WHAT TO PRODUCE:
Copy, in full, each line of the material that holds the word "JSON".

INFORMATION PROVIDED:

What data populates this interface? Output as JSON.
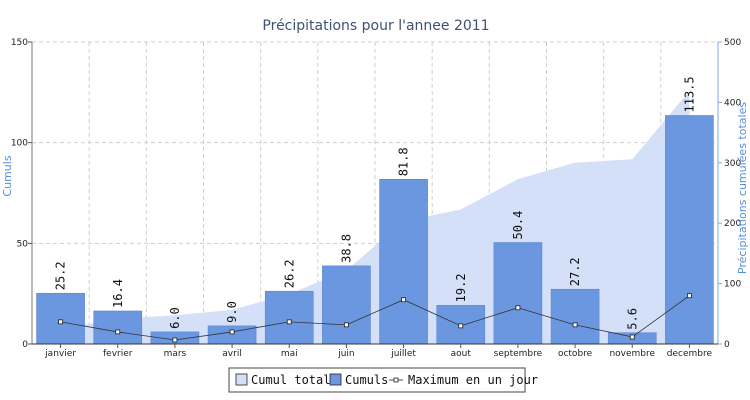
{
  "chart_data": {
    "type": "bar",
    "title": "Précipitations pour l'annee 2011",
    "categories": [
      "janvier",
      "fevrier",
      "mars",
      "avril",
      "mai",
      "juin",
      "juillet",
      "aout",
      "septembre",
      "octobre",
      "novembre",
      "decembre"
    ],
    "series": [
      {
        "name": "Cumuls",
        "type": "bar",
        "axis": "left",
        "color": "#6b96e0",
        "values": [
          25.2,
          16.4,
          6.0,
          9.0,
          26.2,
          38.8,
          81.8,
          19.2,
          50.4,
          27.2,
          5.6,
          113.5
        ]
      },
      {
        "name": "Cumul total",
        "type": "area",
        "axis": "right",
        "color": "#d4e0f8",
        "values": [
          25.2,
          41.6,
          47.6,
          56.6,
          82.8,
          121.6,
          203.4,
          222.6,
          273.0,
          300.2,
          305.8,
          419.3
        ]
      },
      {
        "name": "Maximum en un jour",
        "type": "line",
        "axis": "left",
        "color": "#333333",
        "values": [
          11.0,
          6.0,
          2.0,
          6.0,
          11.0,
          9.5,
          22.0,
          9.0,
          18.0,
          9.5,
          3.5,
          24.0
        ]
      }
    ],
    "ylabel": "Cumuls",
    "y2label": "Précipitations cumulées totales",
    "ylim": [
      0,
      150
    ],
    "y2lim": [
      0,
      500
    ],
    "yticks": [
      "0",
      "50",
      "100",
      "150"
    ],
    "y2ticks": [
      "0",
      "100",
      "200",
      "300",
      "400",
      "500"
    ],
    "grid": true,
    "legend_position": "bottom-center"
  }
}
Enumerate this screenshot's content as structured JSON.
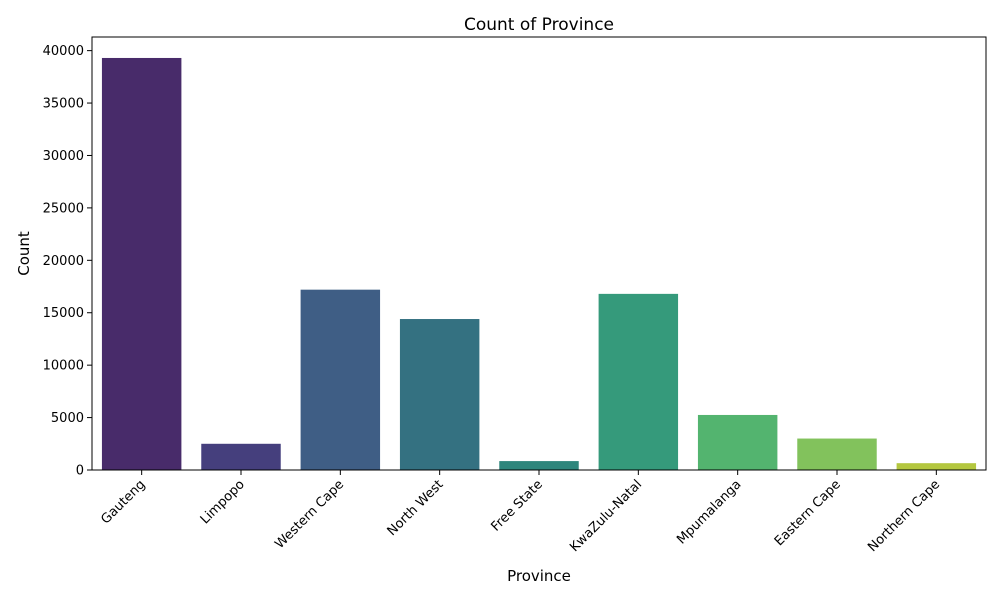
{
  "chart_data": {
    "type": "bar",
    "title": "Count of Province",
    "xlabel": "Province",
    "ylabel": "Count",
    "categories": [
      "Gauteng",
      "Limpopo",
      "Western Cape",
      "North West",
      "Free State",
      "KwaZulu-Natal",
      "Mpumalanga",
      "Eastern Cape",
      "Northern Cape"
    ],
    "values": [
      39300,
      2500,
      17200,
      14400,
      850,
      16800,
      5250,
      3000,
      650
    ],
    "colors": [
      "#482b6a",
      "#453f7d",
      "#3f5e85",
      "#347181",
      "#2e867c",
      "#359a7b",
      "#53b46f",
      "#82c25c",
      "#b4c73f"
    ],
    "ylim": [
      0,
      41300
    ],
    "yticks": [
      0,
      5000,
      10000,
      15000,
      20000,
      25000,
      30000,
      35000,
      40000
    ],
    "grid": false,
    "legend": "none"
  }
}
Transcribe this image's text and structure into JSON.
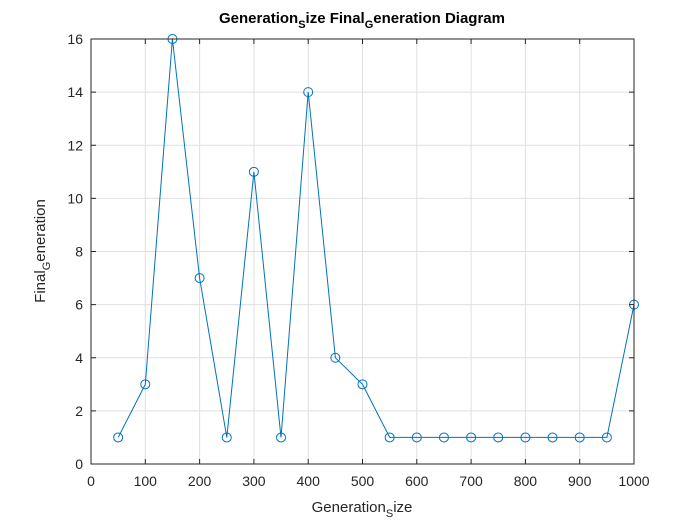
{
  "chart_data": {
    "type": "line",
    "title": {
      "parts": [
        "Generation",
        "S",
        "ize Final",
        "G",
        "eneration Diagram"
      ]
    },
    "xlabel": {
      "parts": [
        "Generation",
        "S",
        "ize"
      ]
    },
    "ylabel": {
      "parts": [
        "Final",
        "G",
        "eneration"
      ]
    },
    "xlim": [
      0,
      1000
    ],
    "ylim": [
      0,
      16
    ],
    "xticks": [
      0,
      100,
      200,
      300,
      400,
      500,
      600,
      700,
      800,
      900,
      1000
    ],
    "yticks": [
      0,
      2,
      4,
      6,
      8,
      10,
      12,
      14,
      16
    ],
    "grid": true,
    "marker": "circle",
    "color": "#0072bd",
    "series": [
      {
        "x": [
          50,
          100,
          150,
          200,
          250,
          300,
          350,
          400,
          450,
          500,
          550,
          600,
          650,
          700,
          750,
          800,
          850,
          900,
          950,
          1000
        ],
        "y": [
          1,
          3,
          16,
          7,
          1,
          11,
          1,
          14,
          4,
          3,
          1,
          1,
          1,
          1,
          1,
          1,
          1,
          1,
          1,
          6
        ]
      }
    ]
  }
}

THE COMPLETED TASK:
What data populates this interface? Output as JSON.
Enumerate this screenshot's content as structured JSON.
Transcribe this image's text and structure into JSON.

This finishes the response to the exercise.